EXTRAIT PRÉSENTÉ –
La violence d’émancipation. C’est celle qui “constitue un renversement qui conduit à un changement radical de position dans les rapports sociaux de sexe” (emp. 767). Les auteurs mentionnent le mythe des Amazones, qui formule selon elles davantage “un front unisexe et organisé” qu’une véritable “expérience individuelle de violence”, pour montrer qu’il faut plutôt aller chercher la “violence féminine instituée” dans des “niches sociales” (emp. 767) : sphère familiale, où les violences constituent des “ruptures du care”, violence conjugale, violence en institution scolaire, sport, sadomasochisme également et violences collectives des armées ou groupes révolutionnaires.

Les guerrières de la “Sparte noire”

Capture d’écran 2015-08-30 à 07.15.21

C’est le titre de l’ouvrage de Stanley Alpern sur ces guerrières africaines qui semblent être apparues d’après lui au Dahomey au 17e siècle, même si les premières traces de leur existence figurent dans des récits de voyage de la fin du 18e : Amazons of Black Sparta: The Women Warriors of Dahomey. Plus couramment nommées “Amazones du Dahomey”, d’après le célèbre mythe antique, elles sont un exemple historique unique d’armée féminine attestée. Martin Van Creveld, dans une synthèse érudite publiée en 2002, Les femmes et la guerre, explique qu’elles sont cependant précédées par d’autres amazones, brésiliennes, décrites dans le compte rendu que l’historien Oviedo donne du récit du conquistador Orellana, qui entreprend une expédition vers l’est du continent à partir de Quito vers 1541. Elles sont décrites comme indépendantes, utilisant les hommes pour leur plaisir, tuant les nouveaux-nés mâles et montant des chameaux…

Cette fantaisiste histoire brésilienne, qui a par ailleurs donné son nom au fleuve mythique, figure dans tous les guides de tourisme (merci à Gloria Franca pour l’indication), et fait désormais partie de la mythologie du pays. Mais elle est imaginaire, contrairement aux récits qui sont faits des exploits des guerrières africaines, et qui ont motivé des études historiques, même rares : en France, Hélène d’Almeida-Topor a retracé cette aventure dans un bref ouvrage de 1984 et le Britannique Stanley Alpern leur a consacré sa conséquente monographie de 1998. Un dossier pédagogique de l’UNESCO donne également des informations et des illustrations, via une bande dessinée, en 2014 (illustration ci-dessus). On trouvera dans ces ouvrages des descriptions de tous les aspects de leur vie, mais je ne mentionne ici que les traits lié à la question du genre, ma meilleure source étant sur ce point l’érudition de Martin Van Creveld, malgré le sexisme explicite de son ouvrage (l’auteur multiplie les attaques contre les féministes, les critiques des femmes dans l’armée et les affirmations naturalisantes, mais la richesse de sa documentation est telle que la lectrice féministe a volontiers ravalé son indignation…). Les Amazones du Dahomey présentent trois traits intéressants pour tenter une description en termes de genre de ces figures singulières : la réclusion, l’absence de sexualité et la masculinité physique.

CONSIGNE 1 –
D'après l'extrait sur les Amazones du Dahomey, pourquoi l'ouvrage de Martin Van Creveld sert-il de meilleure source sur les traits liés au genre, malgré son sexisme ? Répondez en une à trois phrases.
L'extrait et les entrées n'ont pas la même origine.

DONNÉES BRUTES –
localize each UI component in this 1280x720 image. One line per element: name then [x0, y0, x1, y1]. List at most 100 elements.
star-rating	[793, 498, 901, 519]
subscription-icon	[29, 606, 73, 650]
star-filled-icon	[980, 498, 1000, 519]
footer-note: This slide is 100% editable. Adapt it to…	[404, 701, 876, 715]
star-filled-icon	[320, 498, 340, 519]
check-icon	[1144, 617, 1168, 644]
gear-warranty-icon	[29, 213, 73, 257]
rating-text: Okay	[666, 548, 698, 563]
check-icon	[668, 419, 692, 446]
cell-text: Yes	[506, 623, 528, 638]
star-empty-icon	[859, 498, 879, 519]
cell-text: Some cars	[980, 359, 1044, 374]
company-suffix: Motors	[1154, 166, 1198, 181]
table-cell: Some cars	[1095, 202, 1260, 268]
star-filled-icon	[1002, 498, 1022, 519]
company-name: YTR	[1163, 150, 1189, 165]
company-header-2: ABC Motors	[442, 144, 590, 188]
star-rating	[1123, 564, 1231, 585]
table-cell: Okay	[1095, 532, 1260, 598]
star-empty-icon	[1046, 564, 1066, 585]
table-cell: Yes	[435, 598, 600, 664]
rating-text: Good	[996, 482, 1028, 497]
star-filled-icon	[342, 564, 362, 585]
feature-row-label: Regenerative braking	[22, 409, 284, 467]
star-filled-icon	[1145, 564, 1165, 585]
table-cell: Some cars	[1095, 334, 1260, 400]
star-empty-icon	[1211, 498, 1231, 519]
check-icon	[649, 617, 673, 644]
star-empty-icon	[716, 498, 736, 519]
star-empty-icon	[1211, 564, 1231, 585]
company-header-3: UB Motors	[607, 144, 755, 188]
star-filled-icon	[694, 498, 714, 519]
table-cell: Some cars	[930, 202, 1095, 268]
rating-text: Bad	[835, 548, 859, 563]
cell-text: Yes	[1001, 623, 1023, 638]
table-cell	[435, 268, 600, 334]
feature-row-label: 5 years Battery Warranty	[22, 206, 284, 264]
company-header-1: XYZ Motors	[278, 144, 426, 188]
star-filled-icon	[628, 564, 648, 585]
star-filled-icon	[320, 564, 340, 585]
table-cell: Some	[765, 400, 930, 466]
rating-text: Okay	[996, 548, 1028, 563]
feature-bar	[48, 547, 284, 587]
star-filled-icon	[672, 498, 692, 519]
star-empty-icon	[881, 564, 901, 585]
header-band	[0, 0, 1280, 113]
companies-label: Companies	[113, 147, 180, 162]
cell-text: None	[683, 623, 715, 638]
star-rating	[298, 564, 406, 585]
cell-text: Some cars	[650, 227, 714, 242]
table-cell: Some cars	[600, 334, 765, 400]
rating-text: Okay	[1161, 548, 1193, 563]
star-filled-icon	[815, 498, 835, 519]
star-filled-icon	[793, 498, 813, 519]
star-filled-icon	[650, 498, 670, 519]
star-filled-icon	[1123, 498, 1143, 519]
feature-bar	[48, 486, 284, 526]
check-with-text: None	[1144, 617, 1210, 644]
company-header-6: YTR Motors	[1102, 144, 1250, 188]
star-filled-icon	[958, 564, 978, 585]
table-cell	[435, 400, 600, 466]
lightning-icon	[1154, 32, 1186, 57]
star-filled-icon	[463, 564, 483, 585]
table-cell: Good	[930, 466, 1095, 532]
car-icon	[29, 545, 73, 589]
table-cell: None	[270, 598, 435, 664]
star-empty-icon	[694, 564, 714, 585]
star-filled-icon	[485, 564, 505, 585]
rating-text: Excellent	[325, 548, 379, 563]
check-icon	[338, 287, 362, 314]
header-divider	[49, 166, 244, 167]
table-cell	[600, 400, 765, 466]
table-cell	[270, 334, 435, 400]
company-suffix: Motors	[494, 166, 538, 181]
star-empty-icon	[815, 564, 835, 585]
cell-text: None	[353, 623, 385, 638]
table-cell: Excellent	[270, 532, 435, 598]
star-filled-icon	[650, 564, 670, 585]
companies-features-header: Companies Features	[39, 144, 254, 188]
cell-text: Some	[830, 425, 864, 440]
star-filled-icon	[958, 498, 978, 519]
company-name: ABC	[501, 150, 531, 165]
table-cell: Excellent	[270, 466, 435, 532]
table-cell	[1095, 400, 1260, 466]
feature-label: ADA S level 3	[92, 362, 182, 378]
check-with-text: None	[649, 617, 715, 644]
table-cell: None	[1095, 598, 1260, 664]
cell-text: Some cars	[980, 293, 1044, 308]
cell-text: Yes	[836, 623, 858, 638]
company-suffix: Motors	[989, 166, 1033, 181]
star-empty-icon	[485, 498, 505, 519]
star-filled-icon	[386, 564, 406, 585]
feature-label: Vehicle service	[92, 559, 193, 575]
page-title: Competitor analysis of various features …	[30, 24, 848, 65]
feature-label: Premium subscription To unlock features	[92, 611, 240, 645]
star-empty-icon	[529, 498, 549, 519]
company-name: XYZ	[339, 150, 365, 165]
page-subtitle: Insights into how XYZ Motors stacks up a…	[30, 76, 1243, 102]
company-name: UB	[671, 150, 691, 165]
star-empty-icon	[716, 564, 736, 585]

CONSIGNE 2 –
Recopiez les entrées depuis leur toute première ligne jusqu'à la ligne qui contient « 617, 1168, 644] », incluse, en remplaçant « star-filled-icon » par « full-star-icon » sans rien modifier d'autre. Donnez seulement ces lignes.

RÉPONSE ATTENDUE 1 –
Son ouvrage est une synthèse érudite, et la richesse de sa documentation est telle qu'elle passe avant son sexisme explicite. La lectrice féministe a donc volontiers ravalé son indignation pour s'en servir.

RÉPONSE ATTENDUE 2 –
localize each UI component in this 1280x720 image. One line per element: name then [x0, y0, x1, y1]. List at most 100 elements.
star-rating	[793, 498, 901, 519]
subscription-icon	[29, 606, 73, 650]
full-star-icon	[980, 498, 1000, 519]
footer-note: This slide is 100% editable. Adapt it to…	[404, 701, 876, 715]
full-star-icon	[320, 498, 340, 519]
check-icon	[1144, 617, 1168, 644]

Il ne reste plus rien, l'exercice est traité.